● **Written task**
Rewrite as a JSON list of strings, one string per line and with blank lines omitted, the lines of the material beginning with the line containing "rack-device-rear[interactable] — [626, 450, 741, 463]" and continuing through the line containing "rack-unit-number: 35 — [421, 290, 428, 297]", both included.

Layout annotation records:

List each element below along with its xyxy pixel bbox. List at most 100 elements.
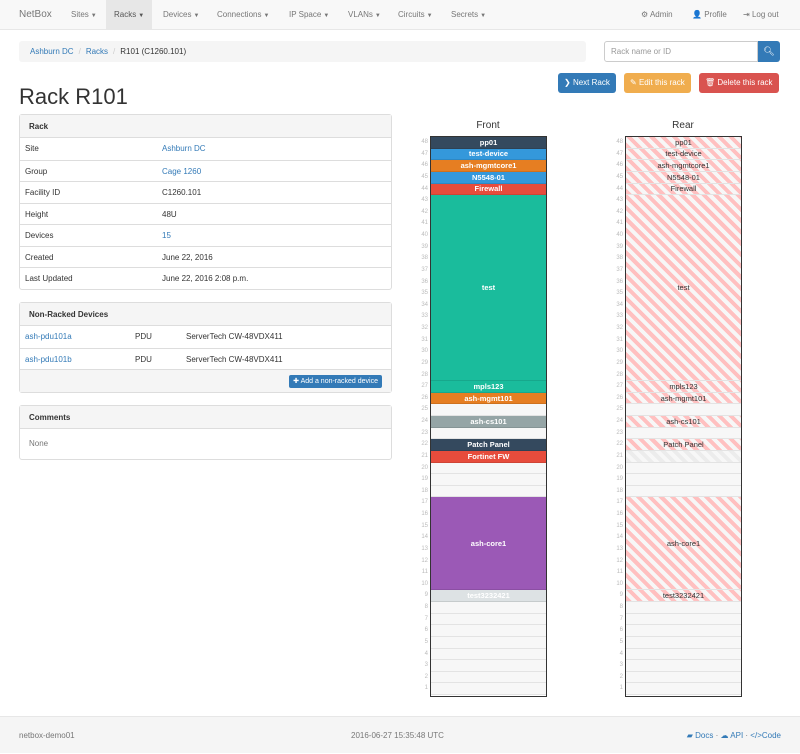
rack-device-rear[interactable] — [626, 450, 741, 463]
rack-device-front[interactable]: test3232421 — [431, 590, 546, 602]
brand-logo[interactable]: NetBox — [19, 9, 52, 20]
rack-unit-number: 10 — [421, 580, 428, 587]
attribute-label: Group — [25, 166, 48, 176]
rack-unit-number: 8 — [619, 604, 623, 610]
empty-rack-unit[interactable] — [626, 636, 741, 649]
rack-unit-number: 35 — [421, 290, 428, 297]
device-role: PDU — [135, 332, 152, 341]
rack-attribute-row: Height 48U — [20, 202, 391, 225]
nav-logout[interactable]: ⇥ Log out — [735, 0, 787, 29]
rack-device-front[interactable]: ash-core1 — [431, 497, 546, 591]
rack-device-front[interactable]: Patch Panel — [431, 439, 546, 451]
attribute-value[interactable]: Cage 1260 — [162, 166, 202, 176]
empty-rack-unit[interactable] — [626, 683, 741, 695]
rack-device-front[interactable]: ash-mgmtcore1 — [431, 160, 546, 172]
empty-rack-unit[interactable] — [626, 660, 741, 672]
empty-rack-unit[interactable] — [626, 648, 741, 661]
rack-device-front[interactable]: pp01 — [431, 137, 546, 149]
attribute-value[interactable]: 15 — [162, 231, 171, 240]
empty-rack-unit[interactable] — [431, 648, 546, 661]
rack-unit-number: 37 — [421, 266, 428, 273]
empty-rack-unit[interactable] — [431, 485, 546, 498]
rack-device-rear[interactable]: test-device — [626, 148, 741, 161]
empty-rack-unit[interactable] — [626, 613, 741, 626]
nav-ip-space[interactable]: IP Space ▼ — [281, 0, 337, 29]
empty-rack-unit[interactable] — [626, 602, 741, 614]
nav-admin[interactable]: ⚙ Admin — [633, 0, 681, 29]
add-nonracked-device-button[interactable]: ✚ Add a non-racked device — [289, 375, 382, 388]
device-link[interactable]: ash-pdu101b — [25, 354, 72, 364]
next-rack-button[interactable]: ❯ Next Rack — [558, 73, 616, 93]
rear-label: Rear — [672, 120, 694, 131]
rack-device-front[interactable]: test — [431, 195, 546, 382]
rack-device-rear[interactable]: ash-mgmtcore1 — [626, 160, 741, 172]
nav-racks[interactable]: Racks ▼ — [106, 0, 153, 29]
search-button[interactable]: 🔍︎ — [758, 41, 780, 62]
rack-device-rear[interactable]: Firewall — [626, 183, 741, 196]
nav-secrets[interactable]: Secrets ▼ — [443, 0, 494, 29]
empty-rack-unit[interactable] — [431, 613, 546, 626]
empty-rack-unit[interactable] — [431, 683, 546, 695]
empty-rack-unit[interactable] — [431, 636, 546, 649]
rack-device-rear[interactable]: mpls123 — [626, 381, 741, 393]
rack-device-rear[interactable]: ash-core1 — [626, 497, 741, 591]
rack-device-front[interactable]: N5548-01 — [431, 171, 546, 184]
empty-rack-unit[interactable] — [431, 427, 546, 440]
rack-device-rear[interactable]: test3232421 — [626, 590, 741, 602]
rack-device-rear[interactable]: ash-mgmt101 — [626, 392, 741, 405]
attribute-value[interactable]: Ashburn DC — [162, 144, 206, 153]
rack-device-front[interactable]: ash-cs101 — [431, 416, 546, 428]
empty-rack-unit[interactable] — [431, 625, 546, 637]
device-link[interactable]: ash-pdu101a — [25, 332, 72, 341]
empty-rack-unit[interactable] — [431, 404, 546, 416]
rack-device-front[interactable]: Fortinet FW — [431, 450, 546, 463]
breadcrumb-racks[interactable]: Racks — [85, 47, 109, 56]
caret-down-icon: ▼ — [374, 13, 381, 19]
rack-unit-number: 19 — [421, 476, 428, 483]
code-link[interactable]: </>Code — [750, 731, 781, 740]
rack-device-rear[interactable]: N5548-01 — [626, 171, 741, 184]
nav-profile[interactable]: 👤 Profile — [684, 0, 735, 29]
rack-unit-number: 46 — [616, 162, 623, 169]
nav-vlans[interactable]: VLANs ▼ — [340, 0, 389, 29]
edit-rack-button[interactable]: ✎ Edit this rack — [624, 73, 691, 93]
empty-rack-unit[interactable] — [431, 671, 546, 684]
empty-rack-unit[interactable] — [626, 485, 741, 498]
rack-device-front[interactable]: ash-mgmt101 — [431, 392, 546, 405]
breadcrumb-separator: / — [113, 47, 116, 56]
rack-unit-number: 11 — [421, 569, 428, 576]
empty-rack-unit[interactable] — [626, 474, 741, 486]
empty-rack-unit[interactable] — [431, 602, 546, 614]
rack-unit-number: 15 — [421, 522, 428, 529]
link-label: API — [730, 731, 744, 740]
rack-unit-number: 32 — [616, 325, 623, 331]
rack-unit-number: 22 — [421, 441, 428, 448]
api-link[interactable]: ☁ API — [721, 731, 744, 740]
nav-sites[interactable]: Sites ▼ — [63, 0, 105, 29]
empty-rack-unit[interactable] — [626, 625, 741, 637]
nav-circuits[interactable]: Circuits ▼ — [390, 0, 441, 29]
breadcrumb-current: R101 (C1260.101) — [120, 47, 187, 56]
attribute-label: Facility ID — [25, 188, 61, 197]
rack-device-rear[interactable]: test — [626, 195, 741, 382]
nav-devices[interactable]: Devices ▼ — [155, 0, 207, 29]
empty-rack-unit[interactable] — [431, 660, 546, 672]
empty-rack-unit[interactable] — [626, 671, 741, 684]
rack-device-front[interactable]: test-device — [431, 148, 546, 161]
empty-rack-unit[interactable] — [626, 427, 741, 440]
rack-device-front[interactable]: mpls123 — [431, 381, 546, 393]
button-label: Delete this rack — [717, 78, 773, 87]
rack-device-rear[interactable]: Patch Panel — [626, 439, 741, 451]
nav-connections[interactable]: Connections ▼ — [209, 0, 277, 29]
breadcrumb-site[interactable]: Ashburn DC — [30, 47, 74, 56]
rack-device-rear[interactable]: ash-cs101 — [626, 416, 741, 428]
rack-device-front[interactable]: Firewall — [431, 183, 546, 196]
delete-rack-button[interactable]: 🗑︎ Delete this rack — [699, 73, 779, 93]
rack-device-rear[interactable]: pp01 — [626, 137, 741, 149]
empty-rack-unit[interactable] — [431, 474, 546, 486]
docs-link[interactable]: ▰ Docs — [687, 731, 714, 740]
empty-rack-unit[interactable] — [626, 462, 741, 475]
rack-search-input[interactable] — [604, 41, 758, 62]
empty-rack-unit[interactable] — [431, 462, 546, 475]
empty-rack-unit[interactable] — [626, 404, 741, 416]
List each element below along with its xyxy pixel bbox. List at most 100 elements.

● **The response**
[
  "rack-device-rear[interactable] — [626, 450, 741, 463]",
  "rack-device-front[interactable]: test3232421 — [431, 590, 546, 602]",
  "brand-logo[interactable]: NetBox — [19, 9, 52, 20]",
  "rack-unit-number: 10 — [421, 580, 428, 587]",
  "attribute-label: Group — [25, 166, 48, 176]",
  "rack-unit-number: 8 — [619, 604, 623, 610]",
  "empty-rack-unit[interactable] — [626, 636, 741, 649]",
  "rack-unit-number: 35 — [421, 290, 428, 297]"
]